### Stated exercise
In the records that follow, locate every line with "introduced" and extract it.

········

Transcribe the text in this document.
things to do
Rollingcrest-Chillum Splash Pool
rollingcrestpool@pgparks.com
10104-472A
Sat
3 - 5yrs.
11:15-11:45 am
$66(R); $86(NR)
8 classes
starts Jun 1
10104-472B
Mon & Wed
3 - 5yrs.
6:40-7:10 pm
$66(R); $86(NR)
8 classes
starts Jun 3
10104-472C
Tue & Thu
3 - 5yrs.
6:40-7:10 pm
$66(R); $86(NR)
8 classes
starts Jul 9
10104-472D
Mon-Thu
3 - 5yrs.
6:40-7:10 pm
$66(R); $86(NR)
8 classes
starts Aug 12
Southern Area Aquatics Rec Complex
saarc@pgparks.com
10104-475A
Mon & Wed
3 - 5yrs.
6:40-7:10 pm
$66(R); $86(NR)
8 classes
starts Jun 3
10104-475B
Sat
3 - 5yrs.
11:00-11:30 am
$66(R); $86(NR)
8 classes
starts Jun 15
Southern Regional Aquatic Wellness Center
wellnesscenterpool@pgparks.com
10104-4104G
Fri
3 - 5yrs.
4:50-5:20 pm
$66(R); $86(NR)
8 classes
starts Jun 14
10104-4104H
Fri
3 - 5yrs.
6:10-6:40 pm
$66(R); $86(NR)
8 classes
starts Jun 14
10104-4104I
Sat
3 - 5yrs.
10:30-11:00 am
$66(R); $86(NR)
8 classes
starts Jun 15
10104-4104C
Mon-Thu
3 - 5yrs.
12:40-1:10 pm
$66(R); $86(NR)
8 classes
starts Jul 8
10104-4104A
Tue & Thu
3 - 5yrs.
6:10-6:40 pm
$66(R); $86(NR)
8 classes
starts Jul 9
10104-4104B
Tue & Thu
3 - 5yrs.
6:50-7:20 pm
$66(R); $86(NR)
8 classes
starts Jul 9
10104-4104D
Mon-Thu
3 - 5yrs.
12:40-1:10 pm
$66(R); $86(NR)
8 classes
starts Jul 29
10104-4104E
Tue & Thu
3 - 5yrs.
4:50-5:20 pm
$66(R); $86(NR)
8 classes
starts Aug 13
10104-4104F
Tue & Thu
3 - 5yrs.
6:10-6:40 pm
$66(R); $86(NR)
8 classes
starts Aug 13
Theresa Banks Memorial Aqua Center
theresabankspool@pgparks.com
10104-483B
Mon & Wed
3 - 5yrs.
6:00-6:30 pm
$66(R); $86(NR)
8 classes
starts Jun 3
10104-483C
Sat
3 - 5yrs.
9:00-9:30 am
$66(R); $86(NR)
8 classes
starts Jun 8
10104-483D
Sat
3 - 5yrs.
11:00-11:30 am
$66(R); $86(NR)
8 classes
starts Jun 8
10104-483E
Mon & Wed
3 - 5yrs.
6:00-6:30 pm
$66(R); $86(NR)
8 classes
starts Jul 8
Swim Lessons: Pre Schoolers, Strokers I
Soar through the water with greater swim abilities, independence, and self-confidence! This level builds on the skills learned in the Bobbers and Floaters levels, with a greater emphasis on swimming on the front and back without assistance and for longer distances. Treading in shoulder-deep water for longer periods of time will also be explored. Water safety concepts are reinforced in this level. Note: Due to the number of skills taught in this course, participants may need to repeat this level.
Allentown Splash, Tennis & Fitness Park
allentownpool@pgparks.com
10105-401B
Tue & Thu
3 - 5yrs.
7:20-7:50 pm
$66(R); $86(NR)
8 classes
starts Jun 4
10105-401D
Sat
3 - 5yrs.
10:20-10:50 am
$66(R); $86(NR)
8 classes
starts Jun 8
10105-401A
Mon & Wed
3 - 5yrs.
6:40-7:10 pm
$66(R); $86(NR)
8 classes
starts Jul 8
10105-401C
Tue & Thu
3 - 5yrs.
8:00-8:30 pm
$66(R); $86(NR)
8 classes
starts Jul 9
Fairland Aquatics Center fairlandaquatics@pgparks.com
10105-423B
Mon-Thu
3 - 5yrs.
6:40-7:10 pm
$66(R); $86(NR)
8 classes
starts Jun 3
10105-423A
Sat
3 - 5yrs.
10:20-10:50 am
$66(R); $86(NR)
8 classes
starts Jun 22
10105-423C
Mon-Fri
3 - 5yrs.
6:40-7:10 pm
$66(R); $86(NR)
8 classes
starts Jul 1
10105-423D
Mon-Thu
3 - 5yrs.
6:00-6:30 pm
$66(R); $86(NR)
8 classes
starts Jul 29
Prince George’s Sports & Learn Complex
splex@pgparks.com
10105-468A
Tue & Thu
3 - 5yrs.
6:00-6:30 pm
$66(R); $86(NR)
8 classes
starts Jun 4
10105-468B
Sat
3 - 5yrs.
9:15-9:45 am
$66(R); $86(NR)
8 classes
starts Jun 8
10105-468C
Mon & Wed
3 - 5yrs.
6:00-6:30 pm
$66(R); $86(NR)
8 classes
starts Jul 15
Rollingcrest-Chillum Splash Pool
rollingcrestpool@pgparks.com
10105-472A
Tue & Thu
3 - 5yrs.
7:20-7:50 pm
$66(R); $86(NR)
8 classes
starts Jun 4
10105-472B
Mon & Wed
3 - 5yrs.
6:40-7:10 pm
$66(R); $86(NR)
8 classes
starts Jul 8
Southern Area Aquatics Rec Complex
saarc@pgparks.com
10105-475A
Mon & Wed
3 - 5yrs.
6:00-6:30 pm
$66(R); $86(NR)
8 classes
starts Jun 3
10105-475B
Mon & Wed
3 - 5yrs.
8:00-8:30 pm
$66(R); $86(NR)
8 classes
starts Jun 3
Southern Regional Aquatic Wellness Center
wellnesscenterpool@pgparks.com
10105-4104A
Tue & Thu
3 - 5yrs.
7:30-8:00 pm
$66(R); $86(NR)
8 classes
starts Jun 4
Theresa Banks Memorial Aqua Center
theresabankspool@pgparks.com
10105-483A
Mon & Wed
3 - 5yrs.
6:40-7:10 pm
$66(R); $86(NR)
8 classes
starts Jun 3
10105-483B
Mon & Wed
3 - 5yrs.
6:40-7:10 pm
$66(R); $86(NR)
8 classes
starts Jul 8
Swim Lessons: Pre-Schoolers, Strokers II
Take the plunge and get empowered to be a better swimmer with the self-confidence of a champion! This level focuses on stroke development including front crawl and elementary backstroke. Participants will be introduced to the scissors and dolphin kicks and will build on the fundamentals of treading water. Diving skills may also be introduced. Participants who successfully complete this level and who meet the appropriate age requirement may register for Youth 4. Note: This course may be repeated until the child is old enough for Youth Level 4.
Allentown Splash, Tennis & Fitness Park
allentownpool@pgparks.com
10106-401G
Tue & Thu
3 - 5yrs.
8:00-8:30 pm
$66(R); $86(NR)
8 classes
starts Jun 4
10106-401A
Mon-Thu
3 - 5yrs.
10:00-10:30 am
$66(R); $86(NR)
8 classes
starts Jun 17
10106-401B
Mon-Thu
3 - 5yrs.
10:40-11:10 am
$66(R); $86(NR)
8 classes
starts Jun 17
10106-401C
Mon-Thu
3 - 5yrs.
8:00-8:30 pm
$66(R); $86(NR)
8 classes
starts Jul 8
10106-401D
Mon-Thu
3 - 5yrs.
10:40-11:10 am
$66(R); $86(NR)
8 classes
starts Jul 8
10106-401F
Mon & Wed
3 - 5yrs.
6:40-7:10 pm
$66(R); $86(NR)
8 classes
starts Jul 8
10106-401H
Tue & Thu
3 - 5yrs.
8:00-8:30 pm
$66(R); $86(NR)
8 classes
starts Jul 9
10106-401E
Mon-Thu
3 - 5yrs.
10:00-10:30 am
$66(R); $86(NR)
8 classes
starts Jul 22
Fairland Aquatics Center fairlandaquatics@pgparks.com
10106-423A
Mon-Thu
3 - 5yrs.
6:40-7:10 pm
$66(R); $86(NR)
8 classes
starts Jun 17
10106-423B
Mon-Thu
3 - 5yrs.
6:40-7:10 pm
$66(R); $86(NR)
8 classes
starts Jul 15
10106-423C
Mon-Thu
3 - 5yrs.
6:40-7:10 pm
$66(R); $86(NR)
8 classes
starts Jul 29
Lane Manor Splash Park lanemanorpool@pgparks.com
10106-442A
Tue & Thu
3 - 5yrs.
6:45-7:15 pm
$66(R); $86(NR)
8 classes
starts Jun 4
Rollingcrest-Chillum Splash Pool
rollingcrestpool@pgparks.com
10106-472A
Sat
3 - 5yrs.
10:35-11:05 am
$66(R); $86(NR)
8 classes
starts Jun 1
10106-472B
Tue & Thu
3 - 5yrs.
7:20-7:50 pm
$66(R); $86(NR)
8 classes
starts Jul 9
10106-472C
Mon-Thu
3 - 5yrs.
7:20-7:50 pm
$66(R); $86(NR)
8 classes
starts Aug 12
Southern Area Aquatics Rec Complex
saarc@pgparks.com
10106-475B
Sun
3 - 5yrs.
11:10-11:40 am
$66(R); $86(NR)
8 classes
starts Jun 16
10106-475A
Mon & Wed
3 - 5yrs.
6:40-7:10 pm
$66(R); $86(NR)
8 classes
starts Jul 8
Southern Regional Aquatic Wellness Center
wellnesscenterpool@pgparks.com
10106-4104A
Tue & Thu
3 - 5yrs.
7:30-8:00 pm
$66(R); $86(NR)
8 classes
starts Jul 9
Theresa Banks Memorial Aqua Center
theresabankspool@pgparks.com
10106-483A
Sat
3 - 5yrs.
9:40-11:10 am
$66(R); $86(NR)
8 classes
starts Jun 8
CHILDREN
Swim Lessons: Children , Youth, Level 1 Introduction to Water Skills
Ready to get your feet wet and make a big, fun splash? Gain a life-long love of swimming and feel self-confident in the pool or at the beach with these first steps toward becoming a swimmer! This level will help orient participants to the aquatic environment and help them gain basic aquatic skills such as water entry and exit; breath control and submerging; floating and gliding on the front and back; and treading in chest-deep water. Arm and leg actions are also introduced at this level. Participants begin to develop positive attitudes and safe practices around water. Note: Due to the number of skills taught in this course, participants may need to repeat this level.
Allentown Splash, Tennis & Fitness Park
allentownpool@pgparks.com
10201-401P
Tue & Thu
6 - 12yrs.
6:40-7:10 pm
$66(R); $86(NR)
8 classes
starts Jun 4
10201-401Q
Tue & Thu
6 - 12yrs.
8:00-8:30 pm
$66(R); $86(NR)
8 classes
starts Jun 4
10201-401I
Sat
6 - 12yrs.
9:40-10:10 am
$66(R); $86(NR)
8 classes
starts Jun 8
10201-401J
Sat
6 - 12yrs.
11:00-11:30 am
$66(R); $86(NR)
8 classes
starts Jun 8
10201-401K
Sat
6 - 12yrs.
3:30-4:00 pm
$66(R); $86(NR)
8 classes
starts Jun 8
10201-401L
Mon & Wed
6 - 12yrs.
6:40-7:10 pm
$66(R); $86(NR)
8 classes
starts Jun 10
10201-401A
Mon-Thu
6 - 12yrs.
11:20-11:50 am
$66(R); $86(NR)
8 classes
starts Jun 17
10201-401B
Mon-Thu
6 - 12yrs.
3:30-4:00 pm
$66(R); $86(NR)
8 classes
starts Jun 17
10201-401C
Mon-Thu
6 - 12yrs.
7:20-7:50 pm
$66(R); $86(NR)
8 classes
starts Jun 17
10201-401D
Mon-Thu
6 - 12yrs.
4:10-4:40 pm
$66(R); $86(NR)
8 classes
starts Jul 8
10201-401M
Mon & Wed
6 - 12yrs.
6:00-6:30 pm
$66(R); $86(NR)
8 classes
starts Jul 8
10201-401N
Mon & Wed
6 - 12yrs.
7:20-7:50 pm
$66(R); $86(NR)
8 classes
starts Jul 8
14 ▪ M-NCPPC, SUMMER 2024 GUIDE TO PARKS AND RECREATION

········

### Result of this exercise
Take the plunge and get empowered to be a better swimmer with the self-confidence of a champion! This level focuses on stroke development including front crawl and elementary backstroke. Participants will be introduced to the scissors and dolphin kicks and will build on the fundamentals of treading water. Diving skills may also be introduced. Participants who successfully complete this level and who meet the appropriate age requirement may register for Youth 4. Note: This course may be repeated until the child is old enough for Youth Level 4.
Ready to get your feet wet and make a big, fun splash? Gain a life-long love of swimming and feel self-confident in the pool or at the beach with these first steps toward becoming a swimmer! This level will help orient participants to the aquatic environment and help them gain basic aquatic skills such as water entry and exit; breath control and submerging; floating and gliding on the front and back; and treading in chest-deep water. Arm and leg actions are also introduced at this level. Participants begin to develop positive attitudes and safe practices around water. Note: Due to the number of skills taught in this course, participants may need to repeat this level.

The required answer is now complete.